## Entries supplied
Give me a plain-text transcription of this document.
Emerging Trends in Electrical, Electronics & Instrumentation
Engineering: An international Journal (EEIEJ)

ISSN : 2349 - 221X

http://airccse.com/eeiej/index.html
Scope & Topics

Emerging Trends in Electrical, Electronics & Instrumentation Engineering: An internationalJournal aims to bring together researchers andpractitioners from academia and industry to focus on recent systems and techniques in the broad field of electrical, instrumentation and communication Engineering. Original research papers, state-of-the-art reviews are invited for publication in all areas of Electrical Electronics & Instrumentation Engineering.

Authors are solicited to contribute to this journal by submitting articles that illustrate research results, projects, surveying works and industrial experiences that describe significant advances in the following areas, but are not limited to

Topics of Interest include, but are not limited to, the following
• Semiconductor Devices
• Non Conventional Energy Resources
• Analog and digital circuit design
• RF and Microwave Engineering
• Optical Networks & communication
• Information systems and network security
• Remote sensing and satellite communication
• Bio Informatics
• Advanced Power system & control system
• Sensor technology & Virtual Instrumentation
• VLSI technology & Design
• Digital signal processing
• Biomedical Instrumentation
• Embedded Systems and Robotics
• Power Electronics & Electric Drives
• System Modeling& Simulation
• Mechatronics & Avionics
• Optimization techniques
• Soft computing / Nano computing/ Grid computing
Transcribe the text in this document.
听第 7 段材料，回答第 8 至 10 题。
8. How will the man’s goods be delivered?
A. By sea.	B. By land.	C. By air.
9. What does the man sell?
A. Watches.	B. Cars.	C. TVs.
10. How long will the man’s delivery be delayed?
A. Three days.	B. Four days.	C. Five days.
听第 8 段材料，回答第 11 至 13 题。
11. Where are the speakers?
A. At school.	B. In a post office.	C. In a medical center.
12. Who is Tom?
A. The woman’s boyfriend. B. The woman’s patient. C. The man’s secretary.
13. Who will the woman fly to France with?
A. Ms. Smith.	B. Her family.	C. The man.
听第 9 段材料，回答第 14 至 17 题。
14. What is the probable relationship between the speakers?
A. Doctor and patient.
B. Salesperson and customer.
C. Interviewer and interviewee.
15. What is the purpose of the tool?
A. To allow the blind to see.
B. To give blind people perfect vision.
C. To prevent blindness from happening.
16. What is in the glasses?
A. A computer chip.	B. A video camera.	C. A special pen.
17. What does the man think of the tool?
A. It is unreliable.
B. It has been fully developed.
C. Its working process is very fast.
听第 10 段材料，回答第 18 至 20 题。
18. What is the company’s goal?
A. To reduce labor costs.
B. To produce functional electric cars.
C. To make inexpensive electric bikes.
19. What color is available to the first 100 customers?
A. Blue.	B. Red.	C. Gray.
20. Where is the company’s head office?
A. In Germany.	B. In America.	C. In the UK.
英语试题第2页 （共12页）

## Your instructions
Quote the material exactly, leaving nothing out.

## Full output
Give me a plain-text transcription of this document.
Emerging Trends in Electrical, Electronics & Instrumentation
Engineering: An international Journal (EEIEJ)

ISSN : 2349 - 221X

http://airccse.com/eeiej/index.html
Scope & Topics

Emerging Trends in Electrical, Electronics & Instrumentation Engineering: An internationalJournal aims to bring together researchers andpractitioners from academia and industry to focus on recent systems and techniques in the broad field of electrical, instrumentation and communication Engineering. Original research papers, state-of-the-art reviews are invited for publication in all areas of Electrical Electronics & Instrumentation Engineering.

Authors are solicited to contribute to this journal by submitting articles that illustrate research results, projects, surveying works and industrial experiences that describe significant advances in the following areas, but are not limited to

Topics of Interest include, but are not limited to, the following
• Semiconductor Devices
• Non Conventional Energy Resources
• Analog and digital circuit design
• RF and Microwave Engineering
• Optical Networks & communication
• Information systems and network security
• Remote sensing and satellite communication
• Bio Informatics
• Advanced Power system & control system
• Sensor technology & Virtual Instrumentation
• VLSI technology & Design
• Digital signal processing
• Biomedical Instrumentation
• Embedded Systems and Robotics
• Power Electronics & Electric Drives
• System Modeling& Simulation
• Mechatronics & Avionics
• Optimization techniques
• Soft computing / Nano computing/ Grid computing
Transcribe the text in this document.
听第 7 段材料，回答第 8 至 10 题。
8. How will the man’s goods be delivered?
A. By sea.	B. By land.	C. By air.
9. What does the man sell?
A. Watches.	B. Cars.	C. TVs.
10. How long will the man’s delivery be delayed?
A. Three days.	B. Four days.	C. Five days.
听第 8 段材料，回答第 11 至 13 题。
11. Where are the speakers?
A. At school.	B. In a post office.	C. In a medical center.
12. Who is Tom?
A. The woman’s boyfriend. B. The woman’s patient. C. The man’s secretary.
13. Who will the woman fly to France with?
A. Ms. Smith.	B. Her family.	C. The man.
听第 9 段材料，回答第 14 至 17 题。
14. What is the probable relationship between the speakers?
A. Doctor and patient.
B. Salesperson and customer.
C. Interviewer and interviewee.
15. What is the purpose of the tool?
A. To allow the blind to see.
B. To give blind people perfect vision.
C. To prevent blindness from happening.
16. What is in the glasses?
A. A computer chip.	B. A video camera.	C. A special pen.
17. What does the man think of the tool?
A. It is unreliable.
B. It has been fully developed.
C. Its working process is very fast.
听第 10 段材料，回答第 18 至 20 题。
18. What is the company’s goal?
A. To reduce labor costs.
B. To produce functional electric cars.
C. To make inexpensive electric bikes.
19. What color is available to the first 100 customers?
A. Blue.	B. Red.	C. Gray.
20. Where is the company’s head office?
A. In Germany.	B. In America.	C. In the UK.
英语试题第2页 （共12页）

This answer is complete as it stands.